__Required work__
Every line below should be copied exactly; drop the pictures.

__________________________________________________

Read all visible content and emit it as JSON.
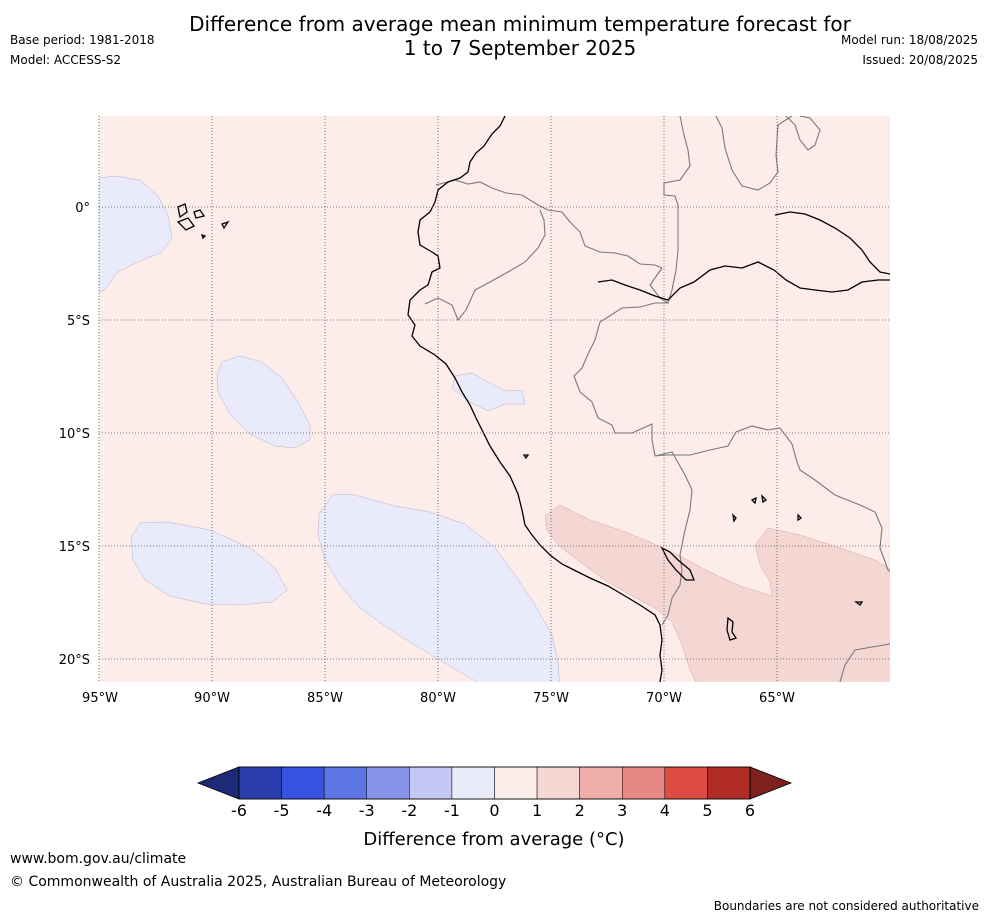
{
  "header": {
    "title_line1": "Difference from average mean minimum temperature forecast for",
    "title_line2": "1 to 7 September 2025",
    "base_period": "Base period: 1981-2018",
    "model": "Model: ACCESS-S2",
    "model_run": "Model run: 18/08/2025",
    "issued": "Issued: 20/08/2025"
  },
  "map": {
    "x_ticks": [
      "95°W",
      "90°W",
      "85°W",
      "80°W",
      "75°W",
      "70°W",
      "65°W"
    ],
    "y_ticks": [
      "0°",
      "5°S",
      "10°S",
      "15°S",
      "20°S"
    ],
    "background_color": "#fcecea",
    "colors": {
      "neg1_0": "#e9ebfb",
      "pos0_1": "#fcecea",
      "pos1_2": "#f4d6d3"
    },
    "gridlines": true
  },
  "colorbar": {
    "label": "Difference from average (°C)",
    "ticks": [
      "-6",
      "-5",
      "-4",
      "-3",
      "-2",
      "-1",
      "0",
      "1",
      "2",
      "3",
      "4",
      "5",
      "6"
    ],
    "under_color": "#1c2a78",
    "over_color": "#7d211c",
    "colors": [
      "#2a3fad",
      "#3552e0",
      "#5d75e5",
      "#8694ea",
      "#c3c8f4",
      "#e9ebfb",
      "#fcecea",
      "#f4d6d3",
      "#eeaea9",
      "#e78982",
      "#dc4c40",
      "#b02b23"
    ]
  },
  "footer": {
    "website": "www.bom.gov.au/climate",
    "copyright": "© Commonwealth of Australia 2025, Australian Bureau of Meteorology",
    "disclaimer": "Boundaries are not considered authoritative"
  }
}
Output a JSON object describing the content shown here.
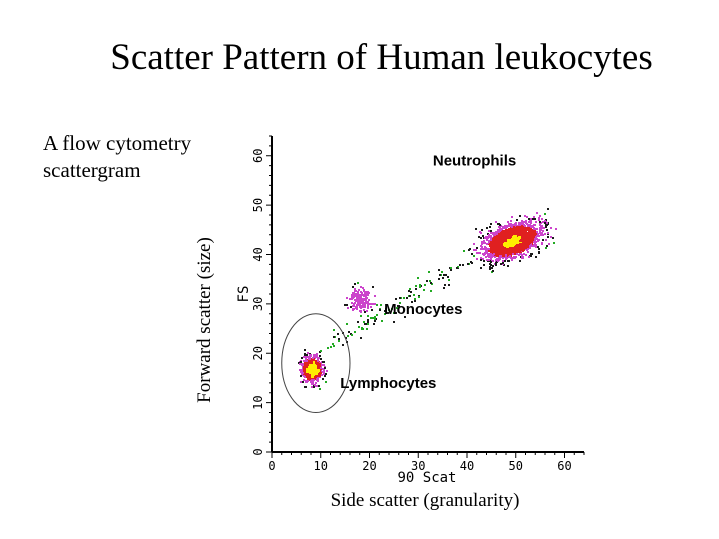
{
  "page": {
    "title": "Scatter Pattern of Human leukocytes",
    "description_line1": "A flow cytometry",
    "description_line2": "scattergram",
    "outer_ylabel": "Forward scatter (size)",
    "outer_xlabel": "Side scatter (granularity)"
  },
  "chart_data": {
    "type": "scatter",
    "xlabel": "90 Scat",
    "ylabel": "FS",
    "xlim": [
      0,
      64
    ],
    "ylim": [
      0,
      64
    ],
    "xticks": [
      "0",
      "10",
      "20",
      "30",
      "40",
      "50",
      "60"
    ],
    "yticks": [
      "0",
      "10",
      "20",
      "30",
      "40",
      "50",
      "60"
    ],
    "grid": false,
    "annotations": [
      {
        "text": "Neutrophils",
        "x": 33,
        "y": 58
      },
      {
        "text": "Monocytes",
        "x": 23,
        "y": 28
      },
      {
        "text": "Lymphocytes",
        "x": 14,
        "y": 13
      }
    ],
    "clusters": [
      {
        "population": "Neutrophils",
        "center_x": 49,
        "center_y": 43,
        "spread_x": 8,
        "spread_y": 4.5
      },
      {
        "population": "Monocytes",
        "center_x": 18,
        "center_y": 31,
        "spread_x": 3,
        "spread_y": 3
      },
      {
        "population": "Lymphocytes",
        "center_x": 8,
        "center_y": 17,
        "spread_x": 3,
        "spread_y": 3.5
      }
    ],
    "gate": {
      "population": "Lymphocytes",
      "center_x": 9,
      "center_y": 18,
      "radius_x": 7,
      "radius_y": 10
    },
    "density_colors": {
      "low": "#1a1a1a",
      "low_alt": "#22aa22",
      "medium": "#cc44cc",
      "high": "#e02020",
      "peak": "#ffee00"
    }
  }
}
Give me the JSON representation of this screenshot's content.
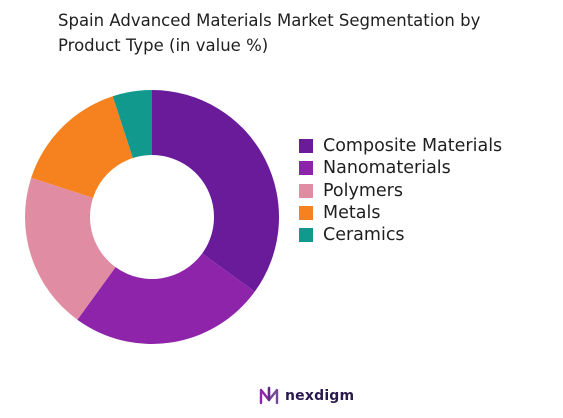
{
  "chart_data": {
    "type": "pie",
    "variant": "donut",
    "title": "Spain Advanced Materials Market Segmentation by Product Type (in value %)",
    "categories": [
      "Composite Materials",
      "Nanomaterials",
      "Polymers",
      "Metals",
      "Ceramics"
    ],
    "values": [
      35,
      25,
      20,
      15,
      5
    ],
    "colors": [
      "#6a1b9a",
      "#8e24aa",
      "#e08ca3",
      "#f5821f",
      "#11998e"
    ],
    "legend_position": "right"
  },
  "brand": {
    "name": "nexdigm",
    "logo": "nexdigm-logo"
  }
}
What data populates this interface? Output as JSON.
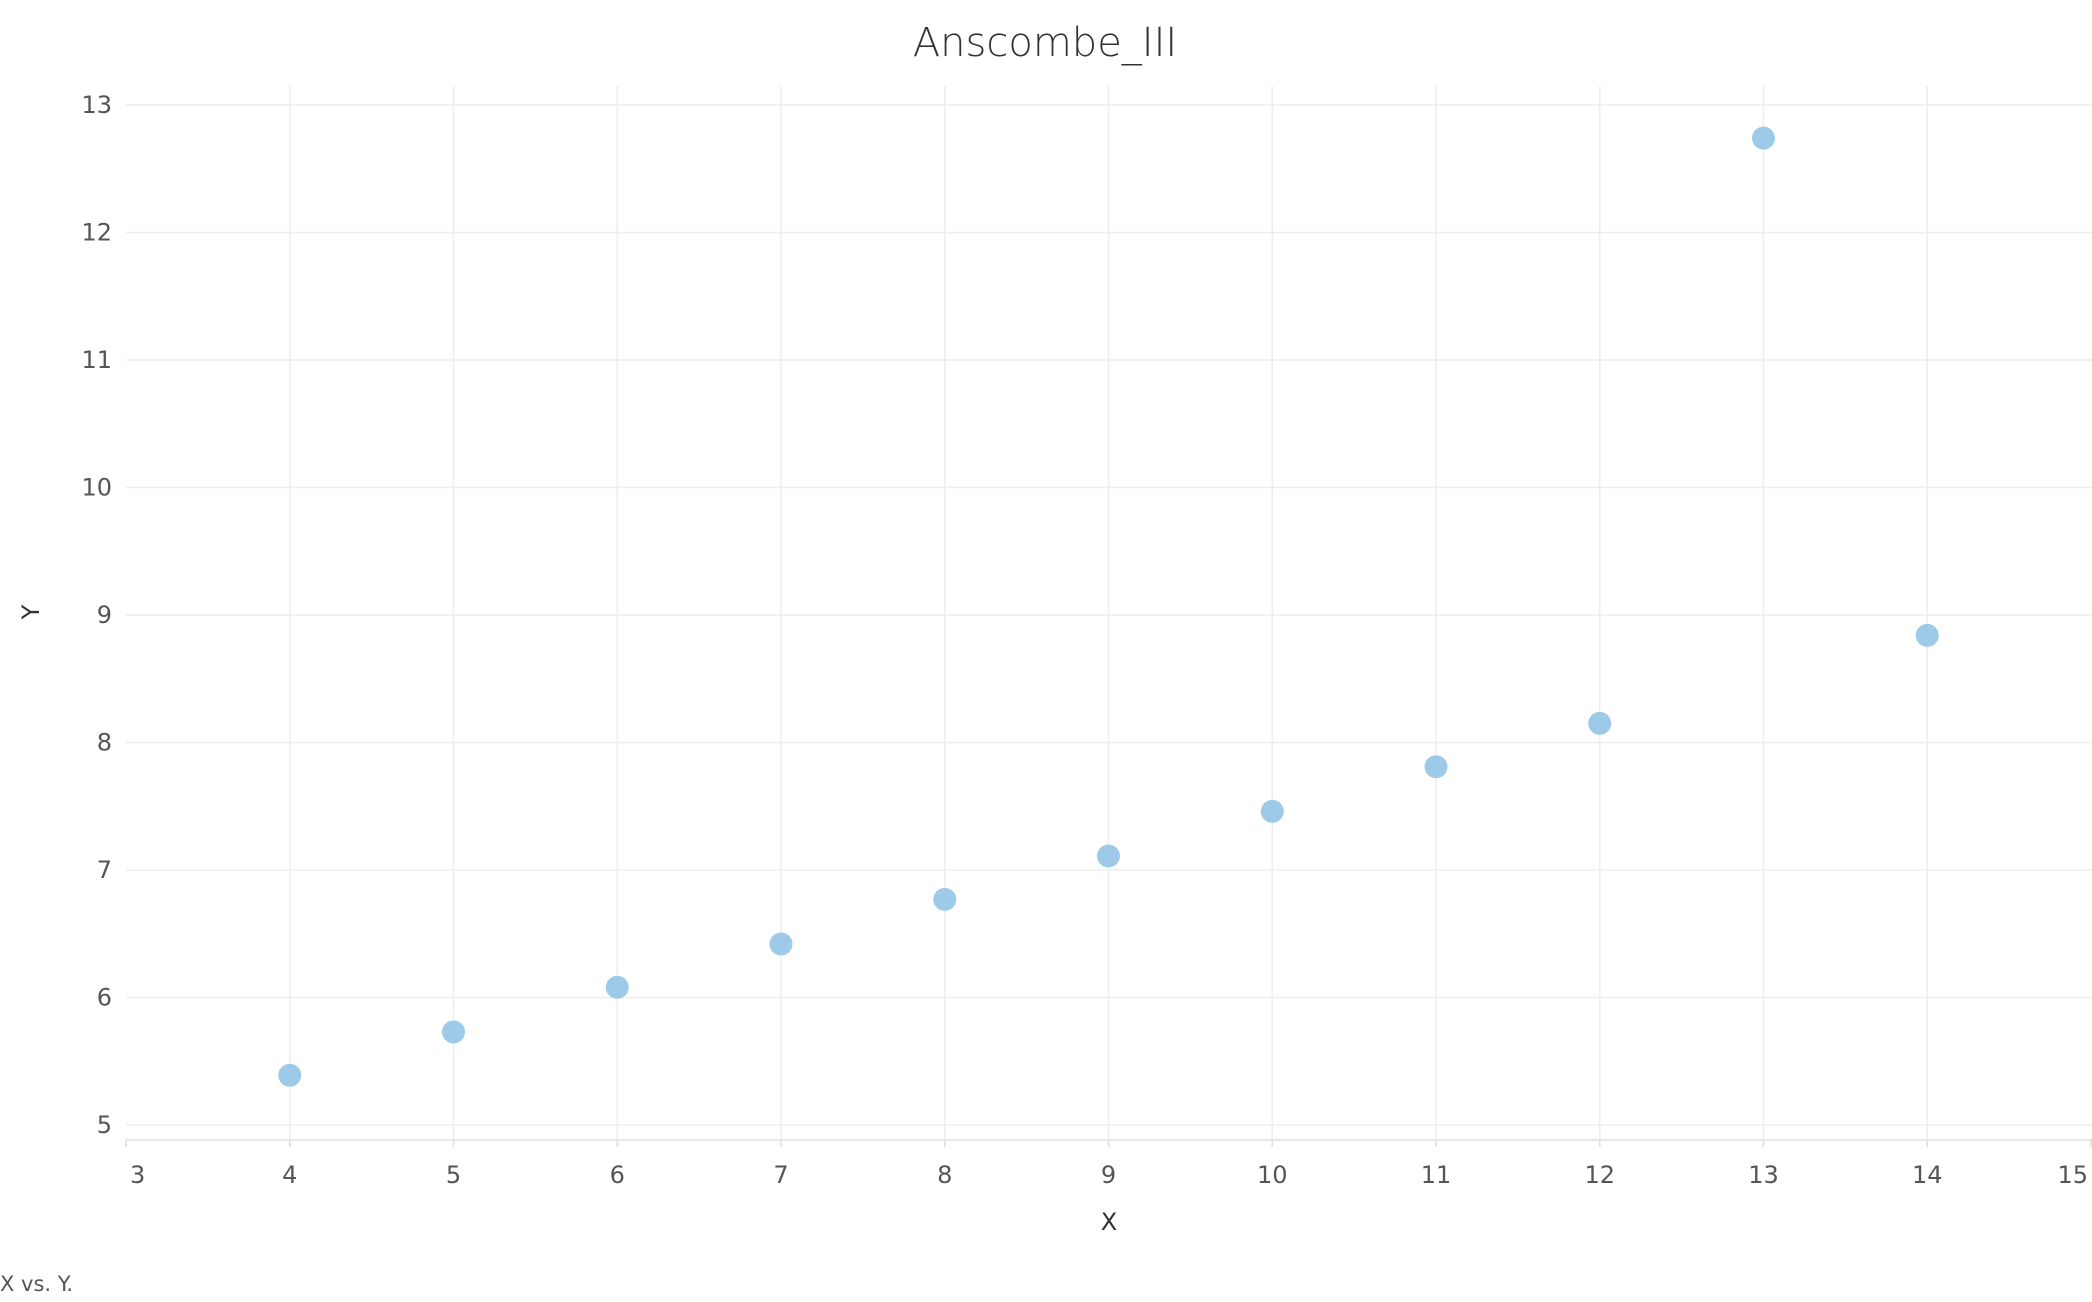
{
  "chart_data": {
    "type": "scatter",
    "title": "Anscombe_III",
    "xlabel": "X",
    "ylabel": "Y",
    "xlim": [
      3,
      15
    ],
    "ylim": [
      5,
      13
    ],
    "x_ticks": [
      3,
      4,
      5,
      6,
      7,
      8,
      9,
      10,
      11,
      12,
      13,
      14,
      15
    ],
    "y_ticks": [
      5,
      6,
      7,
      8,
      9,
      10,
      11,
      12,
      13
    ],
    "grid": true,
    "point_color": "#9ecae9",
    "points": [
      {
        "x": 4,
        "y": 5.39
      },
      {
        "x": 5,
        "y": 5.73
      },
      {
        "x": 6,
        "y": 6.08
      },
      {
        "x": 7,
        "y": 6.42
      },
      {
        "x": 8,
        "y": 6.77
      },
      {
        "x": 9,
        "y": 7.11
      },
      {
        "x": 10,
        "y": 7.46
      },
      {
        "x": 11,
        "y": 7.81
      },
      {
        "x": 12,
        "y": 8.15
      },
      {
        "x": 13,
        "y": 12.74
      },
      {
        "x": 14,
        "y": 8.84
      }
    ]
  },
  "caption": "X vs. Y."
}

__________________________________________________

__Solved exercise__
Read all visible content and emit it as JSON.
{
  "header": {
    "title_line1": "Difference from average mean minimum temperature forecast for",
    "title_line2": "1 to 7 September 2025",
    "base_period": "Base period: 1981-2018",
    "model": "Model: ACCESS-S2",
    "model_run": "Model run: 18/08/2025",
    "issued": "Issued: 20/08/2025"
  },
  "map": {
    "x_ticks": [
      "95°W",
      "90°W",
      "85°W",
      "80°W",
      "75°W",
      "70°W",
      "65°W"
    ],
    "y_ticks": [
      "0°",
      "5°S",
      "10°S",
      "15°S",
      "20°S"
    ],
    "background_color": "#fcecea",
    "colors": {
      "neg1_0": "#e9ebfb",
      "pos0_1": "#fcecea",
      "pos1_2": "#f4d6d3"
    },
    "gridlines": true
  },
  "colorbar": {
    "label": "Difference from average (°C)",
    "ticks": [
      "-6",
      "-5",
      "-4",
      "-3",
      "-2",
      "-1",
      "0",
      "1",
      "2",
      "3",
      "4",
      "5",
      "6"
    ],
    "under_color": "#1c2a78",
    "over_color": "#7d211c",
    "colors": [
      "#2a3fad",
      "#3552e0",
      "#5d75e5",
      "#8694ea",
      "#c3c8f4",
      "#e9ebfb",
      "#fcecea",
      "#f4d6d3",
      "#eeaea9",
      "#e78982",
      "#dc4c40",
      "#b02b23"
    ]
  },
  "footer": {
    "website": "www.bom.gov.au/climate",
    "copyright": "© Commonwealth of Australia 2025, Australian Bureau of Meteorology",
    "disclaimer": "Boundaries are not considered authoritative"
  }
}
Output a JSON object describing the content shown here.
{
  "page": {
    "title": "Scatter Pattern of Human leukocytes",
    "description_line1": "A flow cytometry",
    "description_line2": "scattergram",
    "outer_ylabel": "Forward scatter (size)",
    "outer_xlabel": "Side scatter (granularity)"
  },
  "chart_data": {
    "type": "scatter",
    "xlabel": "90 Scat",
    "ylabel": "FS",
    "xlim": [
      0,
      64
    ],
    "ylim": [
      0,
      64
    ],
    "xticks": [
      "0",
      "10",
      "20",
      "30",
      "40",
      "50",
      "60"
    ],
    "yticks": [
      "0",
      "10",
      "20",
      "30",
      "40",
      "50",
      "60"
    ],
    "grid": false,
    "annotations": [
      {
        "text": "Neutrophils",
        "x": 33,
        "y": 58
      },
      {
        "text": "Monocytes",
        "x": 23,
        "y": 28
      },
      {
        "text": "Lymphocytes",
        "x": 14,
        "y": 13
      }
    ],
    "clusters": [
      {
        "population": "Neutrophils",
        "center_x": 49,
        "center_y": 43,
        "spread_x": 8,
        "spread_y": 4.5
      },
      {
        "population": "Monocytes",
        "center_x": 18,
        "center_y": 31,
        "spread_x": 3,
        "spread_y": 3
      },
      {
        "population": "Lymphocytes",
        "center_x": 8,
        "center_y": 17,
        "spread_x": 3,
        "spread_y": 3.5
      }
    ],
    "gate": {
      "population": "Lymphocytes",
      "center_x": 9,
      "center_y": 18,
      "radius_x": 7,
      "radius_y": 10
    },
    "density_colors": {
      "low": "#1a1a1a",
      "low_alt": "#22aa22",
      "medium": "#cc44cc",
      "high": "#e02020",
      "peak": "#ffee00"
    }
  }
}
Give me the JSON representation of this screenshot's content.
{
  "chart_data": {
    "type": "pie",
    "variant": "donut",
    "title": "Spain Advanced Materials Market Segmentation by Product Type (in value %)",
    "categories": [
      "Composite Materials",
      "Nanomaterials",
      "Polymers",
      "Metals",
      "Ceramics"
    ],
    "values": [
      35,
      25,
      20,
      15,
      5
    ],
    "colors": [
      "#6a1b9a",
      "#8e24aa",
      "#e08ca3",
      "#f5821f",
      "#11998e"
    ],
    "legend_position": "right"
  },
  "brand": {
    "name": "nexdigm",
    "logo": "nexdigm-logo"
  }
}
What data populates this interface? Output as JSON.
{
  "chart_data": {
    "type": "scatter",
    "title": "Anscombe_III",
    "xlabel": "X",
    "ylabel": "Y",
    "xlim": [
      3,
      15
    ],
    "ylim": [
      5,
      13
    ],
    "x_ticks": [
      3,
      4,
      5,
      6,
      7,
      8,
      9,
      10,
      11,
      12,
      13,
      14,
      15
    ],
    "y_ticks": [
      5,
      6,
      7,
      8,
      9,
      10,
      11,
      12,
      13
    ],
    "grid": true,
    "point_color": "#9ecae9",
    "points": [
      {
        "x": 4,
        "y": 5.39
      },
      {
        "x": 5,
        "y": 5.73
      },
      {
        "x": 6,
        "y": 6.08
      },
      {
        "x": 7,
        "y": 6.42
      },
      {
        "x": 8,
        "y": 6.77
      },
      {
        "x": 9,
        "y": 7.11
      },
      {
        "x": 10,
        "y": 7.46
      },
      {
        "x": 11,
        "y": 7.81
      },
      {
        "x": 12,
        "y": 8.15
      },
      {
        "x": 13,
        "y": 12.74
      },
      {
        "x": 14,
        "y": 8.84
      }
    ]
  },
  "caption": "X vs. Y."
}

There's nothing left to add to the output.